**Task inputs:**
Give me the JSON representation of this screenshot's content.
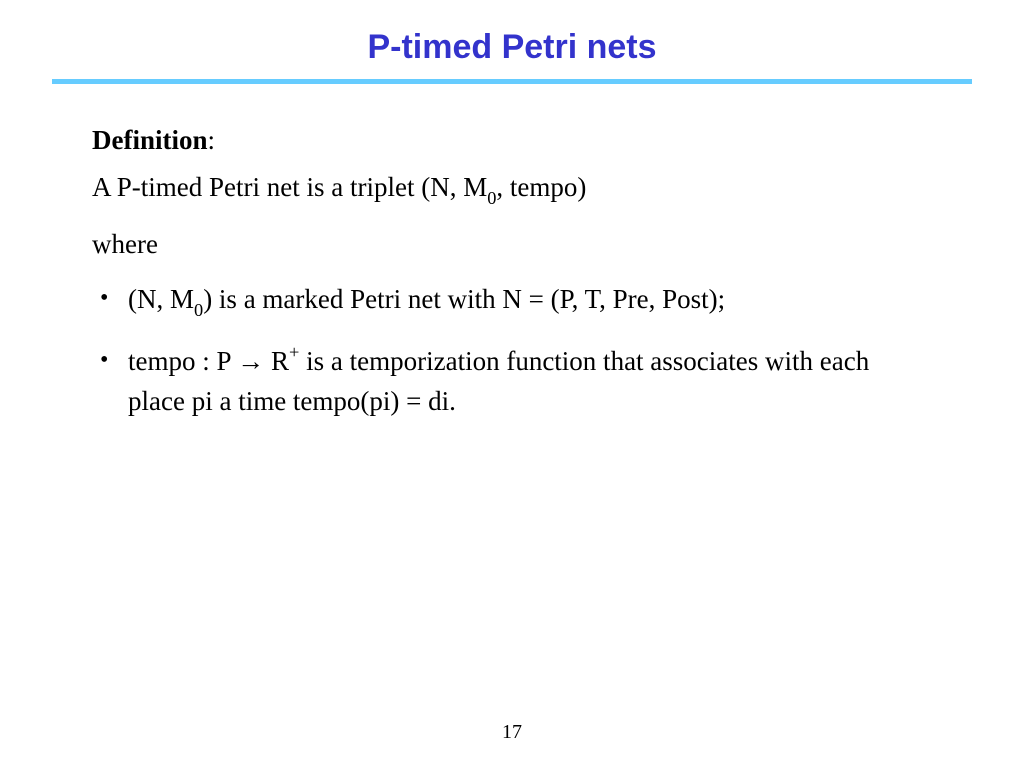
{
  "title": "P-timed Petri nets",
  "title_color": "#3333cc",
  "divider_color": "#66ccff",
  "background_color": "#ffffff",
  "text_color": "#000000",
  "title_fontsize": 34,
  "body_fontsize": 27,
  "definition_label": "Definition",
  "definition_text_pre": "A P-timed Petri net is a triplet (N, M",
  "definition_sub": "0",
  "definition_text_post": ", tempo)",
  "where_label": "where",
  "bullets": [
    {
      "pre": "(N, M",
      "sub": "0",
      "post": ") is a marked Petri net with N = (P, T, Pre, Post);"
    },
    {
      "pre": "tempo : P ",
      "arrow": "→",
      "mid": " R",
      "sup": "+",
      "post": " is a temporization function that associates with each place pi a time tempo(pi) = di."
    }
  ],
  "page_number": "17"
}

**Exercise directions:**
Set every line down exactly as written, leaving each picture out.

**Exercise response:**
Give me the JSON representation of this screenshot's content.
{
  "title": "P-timed Petri nets",
  "title_color": "#3333cc",
  "divider_color": "#66ccff",
  "background_color": "#ffffff",
  "text_color": "#000000",
  "title_fontsize": 34,
  "body_fontsize": 27,
  "definition_label": "Definition",
  "definition_text_pre": "A P-timed Petri net is a triplet (N, M",
  "definition_sub": "0",
  "definition_text_post": ", tempo)",
  "where_label": "where",
  "bullets": [
    {
      "pre": "(N, M",
      "sub": "0",
      "post": ") is a marked Petri net with N = (P, T, Pre, Post);"
    },
    {
      "pre": "tempo : P ",
      "arrow": "→",
      "mid": " R",
      "sup": "+",
      "post": " is a temporization function that associates with each place pi a time tempo(pi) = di."
    }
  ],
  "page_number": "17"
}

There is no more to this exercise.